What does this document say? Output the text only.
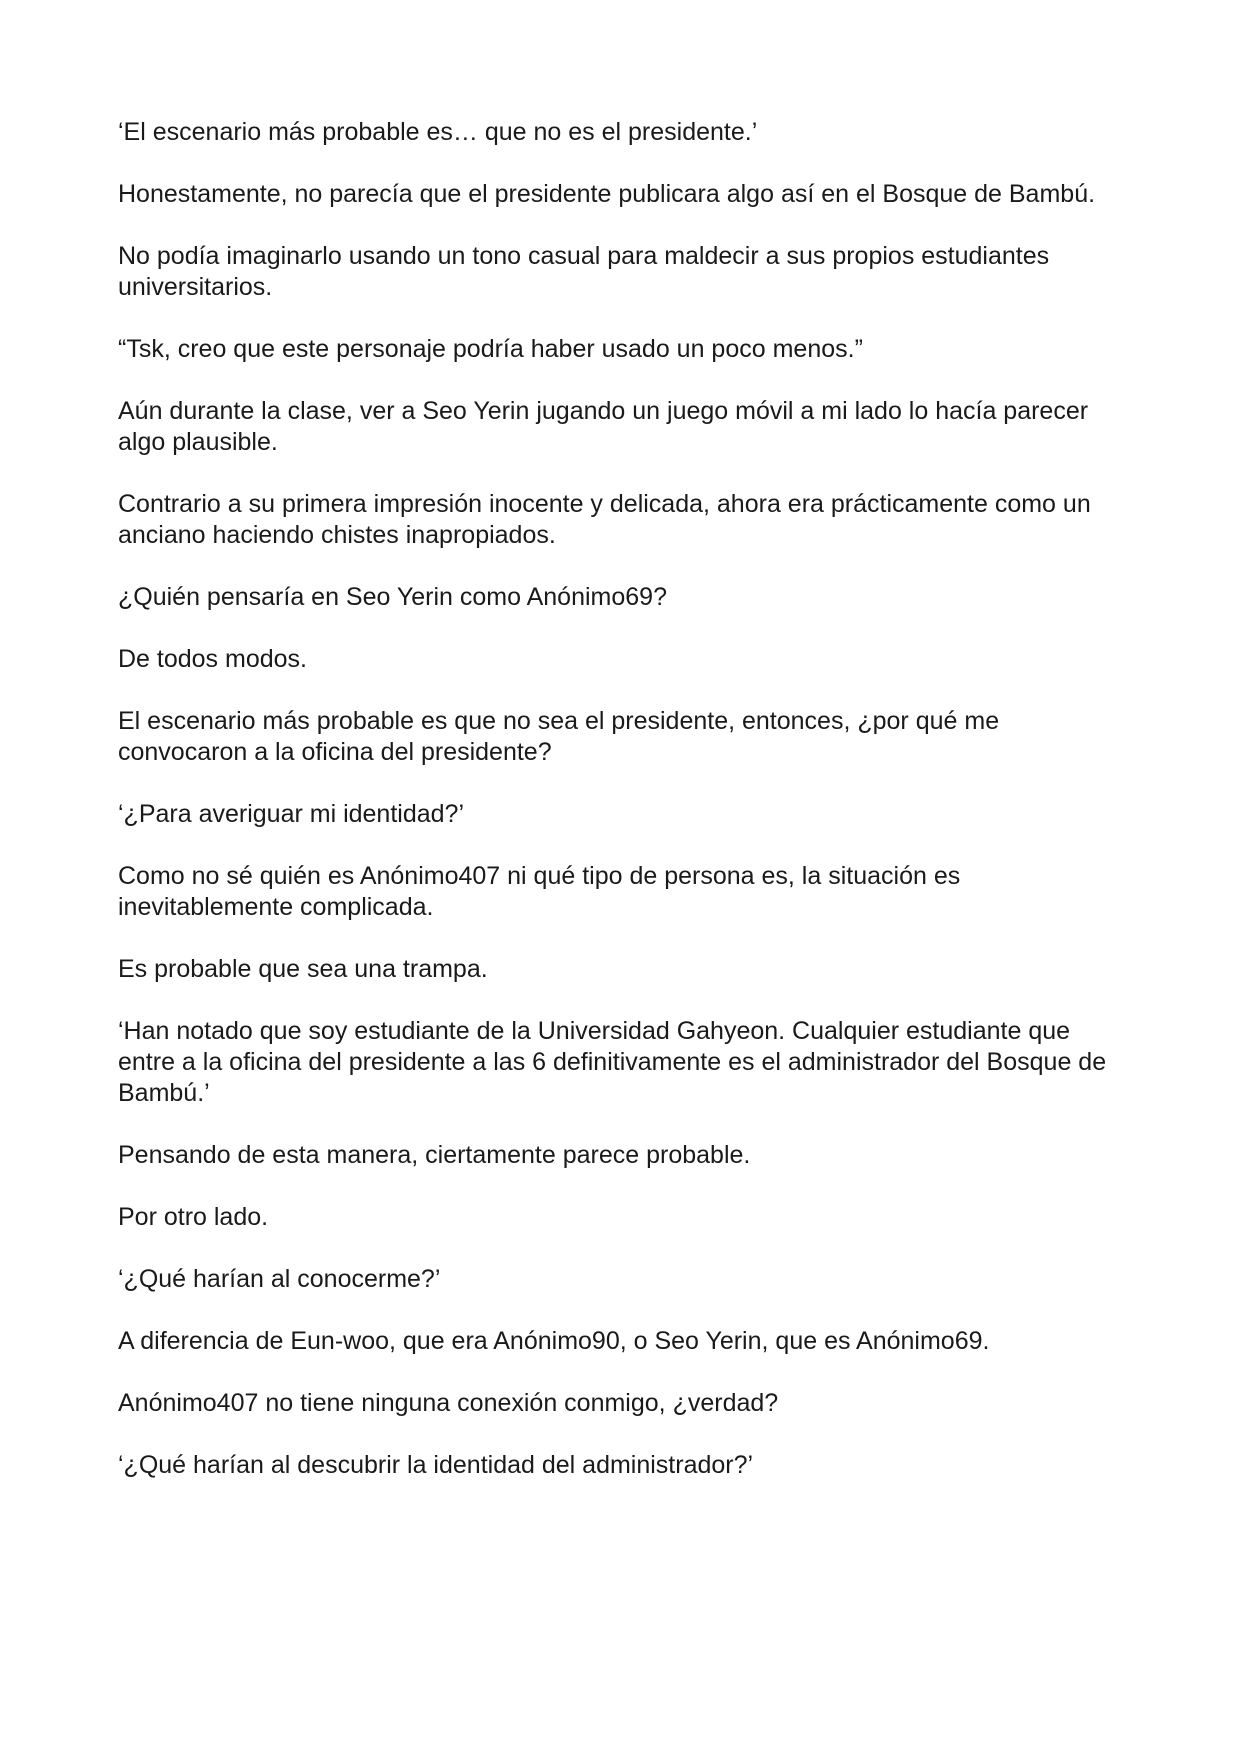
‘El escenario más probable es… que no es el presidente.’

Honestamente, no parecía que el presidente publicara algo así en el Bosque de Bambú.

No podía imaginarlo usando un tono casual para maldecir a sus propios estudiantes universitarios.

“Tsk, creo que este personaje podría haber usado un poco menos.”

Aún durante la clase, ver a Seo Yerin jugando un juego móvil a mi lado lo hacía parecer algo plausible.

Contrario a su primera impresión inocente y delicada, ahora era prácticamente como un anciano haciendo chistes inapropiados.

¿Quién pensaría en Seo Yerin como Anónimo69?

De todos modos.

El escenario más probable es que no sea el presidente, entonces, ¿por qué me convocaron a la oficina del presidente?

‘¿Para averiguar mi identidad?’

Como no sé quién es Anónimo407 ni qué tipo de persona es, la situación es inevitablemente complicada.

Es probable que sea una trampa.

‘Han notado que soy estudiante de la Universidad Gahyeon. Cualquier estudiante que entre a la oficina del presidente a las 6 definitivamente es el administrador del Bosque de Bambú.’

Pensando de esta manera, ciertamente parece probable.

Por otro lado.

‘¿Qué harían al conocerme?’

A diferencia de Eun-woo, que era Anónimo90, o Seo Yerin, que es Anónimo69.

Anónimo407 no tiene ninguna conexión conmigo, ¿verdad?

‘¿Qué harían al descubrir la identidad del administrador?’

------------------------------------

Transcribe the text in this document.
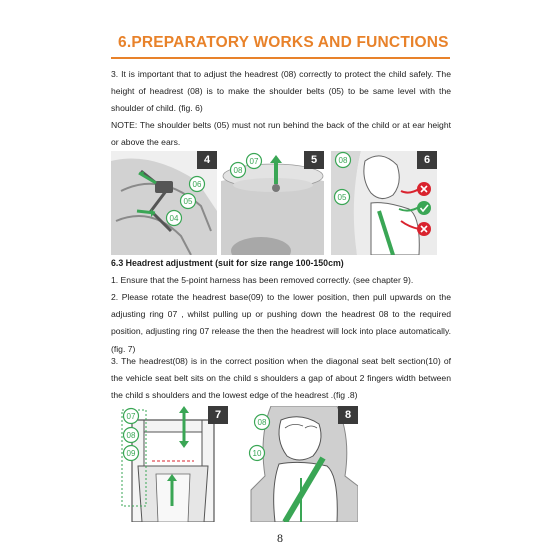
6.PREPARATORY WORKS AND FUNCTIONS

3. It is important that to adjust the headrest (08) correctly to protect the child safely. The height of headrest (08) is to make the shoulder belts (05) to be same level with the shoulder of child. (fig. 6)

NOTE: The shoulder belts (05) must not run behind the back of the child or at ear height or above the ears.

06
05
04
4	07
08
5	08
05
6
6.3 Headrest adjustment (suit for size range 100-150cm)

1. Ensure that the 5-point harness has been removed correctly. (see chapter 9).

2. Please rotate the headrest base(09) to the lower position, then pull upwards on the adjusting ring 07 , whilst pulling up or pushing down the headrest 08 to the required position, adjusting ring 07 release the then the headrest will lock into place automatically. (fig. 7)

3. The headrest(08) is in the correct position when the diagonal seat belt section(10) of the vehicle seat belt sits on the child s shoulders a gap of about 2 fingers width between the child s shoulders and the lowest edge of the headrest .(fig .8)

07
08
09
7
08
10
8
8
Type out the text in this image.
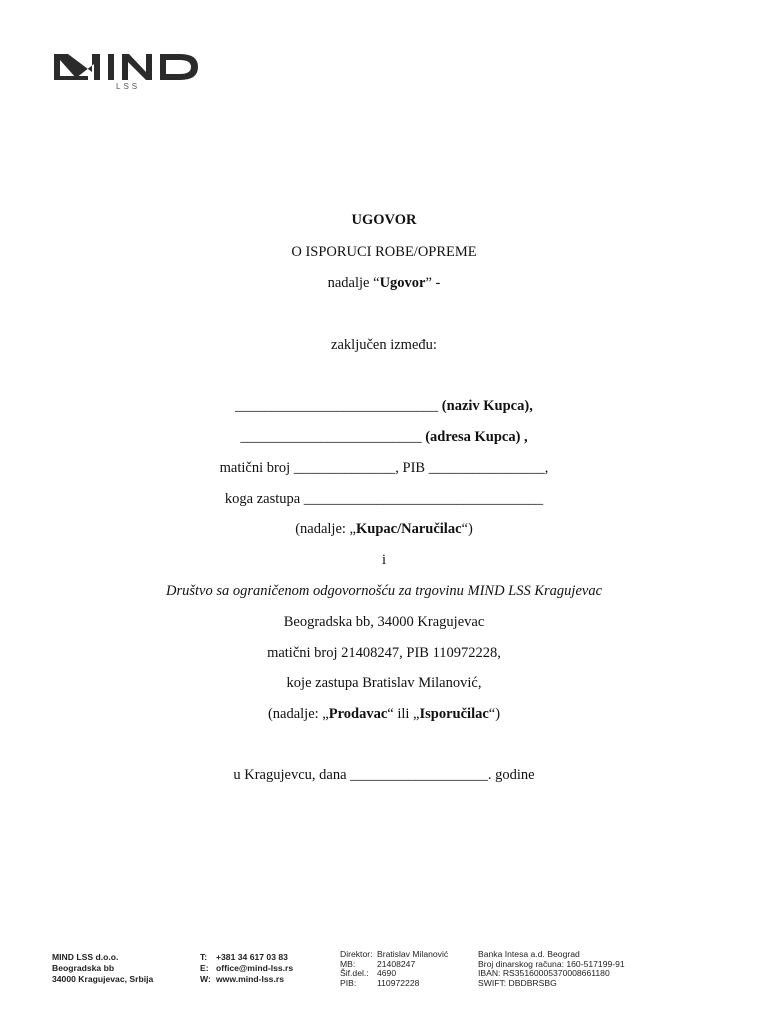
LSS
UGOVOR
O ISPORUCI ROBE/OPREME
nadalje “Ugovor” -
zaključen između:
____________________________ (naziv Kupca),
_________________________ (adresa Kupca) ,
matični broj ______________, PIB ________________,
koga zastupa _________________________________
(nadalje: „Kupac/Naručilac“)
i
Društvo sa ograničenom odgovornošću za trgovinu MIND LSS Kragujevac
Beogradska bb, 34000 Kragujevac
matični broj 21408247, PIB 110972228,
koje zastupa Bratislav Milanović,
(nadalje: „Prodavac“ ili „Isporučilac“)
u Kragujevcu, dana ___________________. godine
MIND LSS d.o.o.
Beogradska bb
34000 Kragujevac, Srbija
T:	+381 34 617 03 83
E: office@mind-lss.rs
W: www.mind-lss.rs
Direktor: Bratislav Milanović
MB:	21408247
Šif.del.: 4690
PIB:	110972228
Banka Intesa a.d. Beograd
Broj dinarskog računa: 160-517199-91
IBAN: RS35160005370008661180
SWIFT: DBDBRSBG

------------------------------------

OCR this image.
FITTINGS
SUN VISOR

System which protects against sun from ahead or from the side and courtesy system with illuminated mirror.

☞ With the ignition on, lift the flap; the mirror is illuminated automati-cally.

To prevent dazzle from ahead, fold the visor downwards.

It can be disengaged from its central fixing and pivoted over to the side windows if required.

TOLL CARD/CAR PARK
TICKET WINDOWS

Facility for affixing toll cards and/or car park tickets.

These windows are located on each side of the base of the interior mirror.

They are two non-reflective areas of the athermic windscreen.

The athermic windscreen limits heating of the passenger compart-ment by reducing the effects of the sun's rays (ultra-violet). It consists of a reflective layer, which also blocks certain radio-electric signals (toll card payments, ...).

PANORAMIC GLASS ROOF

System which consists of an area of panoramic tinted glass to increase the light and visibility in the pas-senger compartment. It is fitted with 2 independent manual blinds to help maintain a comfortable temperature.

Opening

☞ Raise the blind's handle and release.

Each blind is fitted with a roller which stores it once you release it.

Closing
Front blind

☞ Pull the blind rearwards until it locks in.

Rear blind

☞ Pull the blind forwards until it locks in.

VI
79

------------------------------------

*Work instructions*. Find the lines above that contain the word "child" and collect them.

*Written answer*.
3. It is important that to adjust the headrest (08) correctly to protect the child safely. The height of headrest (08) is to make the shoulder belts (05) to be same level with the shoulder of child. (fig. 6)
NOTE: The shoulder belts (05) must not run behind the back of the child or at ear height or above the ears.
3. The headrest(08) is in the correct position when the diagonal seat belt section(10) of the vehicle seat belt sits on the child s shoulders a gap of about 2 fingers width between the child s shoulders and the lowest edge of the headrest .(fig .8)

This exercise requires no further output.